Document:

+-------+

Is Now the Time to Consider Chinese Stocks and the FXI ETF?

In a May 2023 Barchart article, I concluded:

While Chinese stocks offer value on paper, and the Chinese economy could be eclipsing the U.S. over the coming years, the geopolitical tensions between Washington and Beijing remain a clear and present danger that could lead to trade barriers and even delistings of many of China’s leading companies trading on the U.S. and other foreign exchanges. 

The trend in Chinese stocks was lower in May 2023, while the leading U.S. stock market indices were in bullish trends. Over the past fourteen months, the price action has been a testament to the old saying that the trend is always your best friend. 

The FXI holds the leading Chinese large-cap stocks

The iShares China Large-Cap ETF product’s (FXIfund summary states:

At just over $25.50 per share, FXI had nearly $4.24 billion in assets under management. FXI trades an average of over 31.25 million shares daily and charges a 0.74% management fee. Its top holdings include:

Source: iShares

The top holding with an over 9% allocation is Alibaba Group (BABA), China’s answer to Amazon (AMZN). 

The FXI remains in a bearish trend

Before the 2008 global financial crisis, FXI reached a record $73.19 high in October 2007. After plunging to a 2008 $19.35 low, FXI traded in a $28.10 to $54.52 range from April 2009 through February 2022. 

The chart shows FXI broke through the bottom end of the trading range in March 2022 and has made lower highs and lower lows since the February 2021 $54.52 high. 

Markets reflect the geopolitical and economic landscapes, which have been negative for Chinese investments. The bifurcation of the world’s nuclear powers since the February 2022 “no-limits” agreement between China and Russia eroded investor confidence. Moreover, economic weakness in China has only exacerbated the decline in Chinese stocks. 

New highs in the QQQ, DIA, and SPY

While Chinese large-cap stocks continue to decline, the ETFs reflecting the price action in the U.S. tech-heavy NASDAQ, the Dow Jones Industrial Average, and the leading diversified S&P 500 index have soared. 

The chart of the QQQ ETF reflects the price action in the NASDAQ 100 composite. It shows the bullish price action over the past years that pushed QQQ to a new record high in July 2024. 

The DJIA average ETF, DIA, has made higher lows and higher highs, leading to a record peak in July 2024. 

The SPY ETF, reflecting the price action in the S&P 500 index, has reached another record high in early Q3 2024. 

The bottom line is that the FXI has not followed the leading U.S. stock market indices. The price-to-earnings ratio of the leading U.S. stock market indices remains far higher than that of the large cap Chinese stocks. 

A contrarian position is a legendary value investor’s legacy

identifying value in the stock market is challenging, with the leading U.S. indices trading at or near record peaks. Charlie Munger was Warren Buffett’s partner for decades before he died in late 2023. Mr. Munger left a legacy as one of the world’s most influential value investors. His final advice on China was:

My position in China has been that: (1) the Chinese economy has better future prospects over the next 20 years than almost any other big economy. That's number one. (2) The leading companies of China are stronger and better than practically any other leading companies anywhere, and they're available at a much cheaper price.

+-------+

Available data:
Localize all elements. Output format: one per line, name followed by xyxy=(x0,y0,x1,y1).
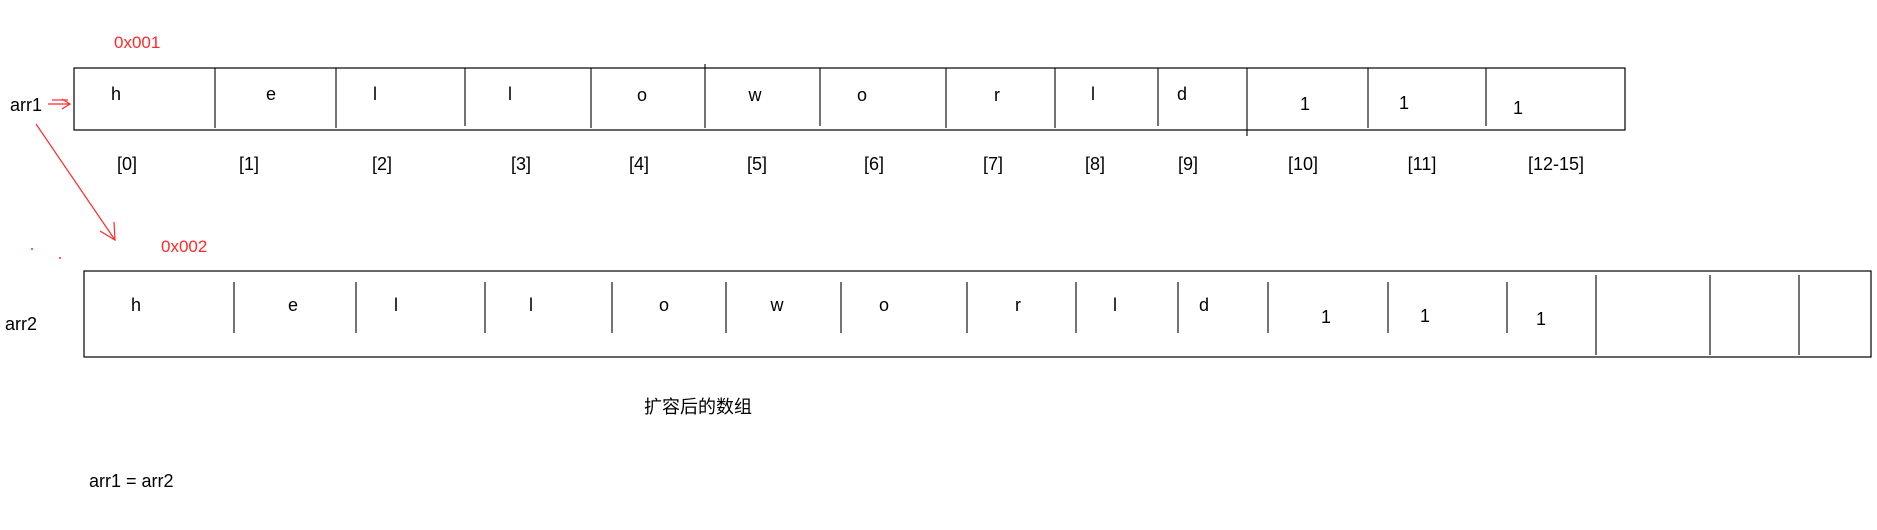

+-------+

Task instructions:
(1) Write out the part of the Chinese stocks article between "The FXI holds" and "to Amazon (AMZN).", inclusive, word for word.
(2) According to the Chinese stocks article, what management fee does FXI charge?
(3) Carry on the article about Chinese stocks and the FXI ETF, starting after its last sentence.
The data has no connection to the article on Chinese stocks.

Answers provided:
(1)
The FXI holds the leading Chinese large-cap stocks

The iShares China Large-Cap ETF product’s (FXIfund summary states:

At just over $25.50 per share, FXI had nearly $4.24 billion in assets under management. FXI trades an average of over 31.25 million shares daily and charges a 0.74% management fee. Its top holdings include:

Source: iShares

The top holding with an over 9% allocation is Alibaba Group (BABA), China’s answer to Amazon (AMZN).

(2) FXI charges a 0.74% management fee.

(3)
So naturally, I'm willing to have some China risk in the Munger portfolio. How much China risk? Well, that's not a scientific subject, but I don't mind whatever it is, 18% or something.

 

Time will tell if Charlie Munger’s advice will yield significant returns over the coming years. China remains the world’s second-leading economy, hampered by geopolitical turmoil. Meanwhile, any warming of relations with the United States over the coming years or an economic recovery could cause a herd of buying in what Charlie Munger pointed out are “cheap” Chinese stocks. 

Munger and Buffett have posted incredible returns by as Warren Buffett said, being “fearful when others are greedy, and greedy when others are fearful.” The price action in the Chinese large-cap stocks and the FXI ETF reflects significant fear in July 2024. 

Levels to watch in FXI

The ten-year chart of the FXI ETF remains in a bearish trend in late July 2024. 

While the FXI has bounced from the January 2024 $20.86 low, at around $25.50 per share, it has not broken out to the upside. The first significant technical resistance level is at the January 2023 $33.38 high, with the support at the early 2024 low. 

Chinese stocks offer value, but they do not trade in a vacuum. Geopolitical concerns continue to weigh on the FXI and China’s large cap stocks. Charlie Munger left the world in late November 2023, but his advice was that the leading Chinese equities offered investors incredible value for the coming decades. Time will tell if the value investor’s final advice reflects his legacy as one of the world’s most successful value investors. 

On the date of publication, Andrew Hecht did not have (either directly or indirectly) positions in any of the securities mentioned in this article. All information and data in this article is solely for informational purposes. For more information please view the Barchart Disclosure Policy here.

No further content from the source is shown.